------ Data excerpts

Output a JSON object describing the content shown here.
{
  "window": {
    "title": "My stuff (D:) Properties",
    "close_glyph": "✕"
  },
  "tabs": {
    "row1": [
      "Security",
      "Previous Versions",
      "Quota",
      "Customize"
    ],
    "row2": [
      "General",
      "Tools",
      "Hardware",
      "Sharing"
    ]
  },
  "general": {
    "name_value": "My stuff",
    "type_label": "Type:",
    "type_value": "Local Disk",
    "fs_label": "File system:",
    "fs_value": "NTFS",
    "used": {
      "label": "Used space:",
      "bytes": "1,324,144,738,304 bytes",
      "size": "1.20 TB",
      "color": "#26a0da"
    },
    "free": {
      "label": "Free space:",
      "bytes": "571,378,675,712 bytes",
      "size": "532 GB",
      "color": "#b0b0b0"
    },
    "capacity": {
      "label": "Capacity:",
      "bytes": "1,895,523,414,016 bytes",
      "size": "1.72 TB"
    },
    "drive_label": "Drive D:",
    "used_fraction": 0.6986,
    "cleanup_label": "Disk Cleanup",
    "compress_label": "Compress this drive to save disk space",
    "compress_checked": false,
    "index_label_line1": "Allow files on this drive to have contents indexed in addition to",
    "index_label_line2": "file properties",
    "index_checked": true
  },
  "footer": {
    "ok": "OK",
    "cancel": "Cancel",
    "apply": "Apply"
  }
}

------------

The problem: Retype the listing exactly, in full.

The result:
Output a JSON object describing the content shown here.
{
  "window": {
    "title": "My stuff (D:) Properties",
    "close_glyph": "✕"
  },
  "tabs": {
    "row1": [
      "Security",
      "Previous Versions",
      "Quota",
      "Customize"
    ],
    "row2": [
      "General",
      "Tools",
      "Hardware",
      "Sharing"
    ]
  },
  "general": {
    "name_value": "My stuff",
    "type_label": "Type:",
    "type_value": "Local Disk",
    "fs_label": "File system:",
    "fs_value": "NTFS",
    "used": {
      "label": "Used space:",
      "bytes": "1,324,144,738,304 bytes",
      "size": "1.20 TB",
      "color": "#26a0da"
    },
    "free": {
      "label": "Free space:",
      "bytes": "571,378,675,712 bytes",
      "size": "532 GB",
      "color": "#b0b0b0"
    },
    "capacity": {
      "label": "Capacity:",
      "bytes": "1,895,523,414,016 bytes",
      "size": "1.72 TB"
    },
    "drive_label": "Drive D:",
    "used_fraction": 0.6986,
    "cleanup_label": "Disk Cleanup",
    "compress_label": "Compress this drive to save disk space",
    "compress_checked": false,
    "index_label_line1": "Allow files on this drive to have contents indexed in addition to",
    "index_label_line2": "file properties",
    "index_checked": true
  },
  "footer": {
    "ok": "OK",
    "cancel": "Cancel",
    "apply": "Apply"
  }
}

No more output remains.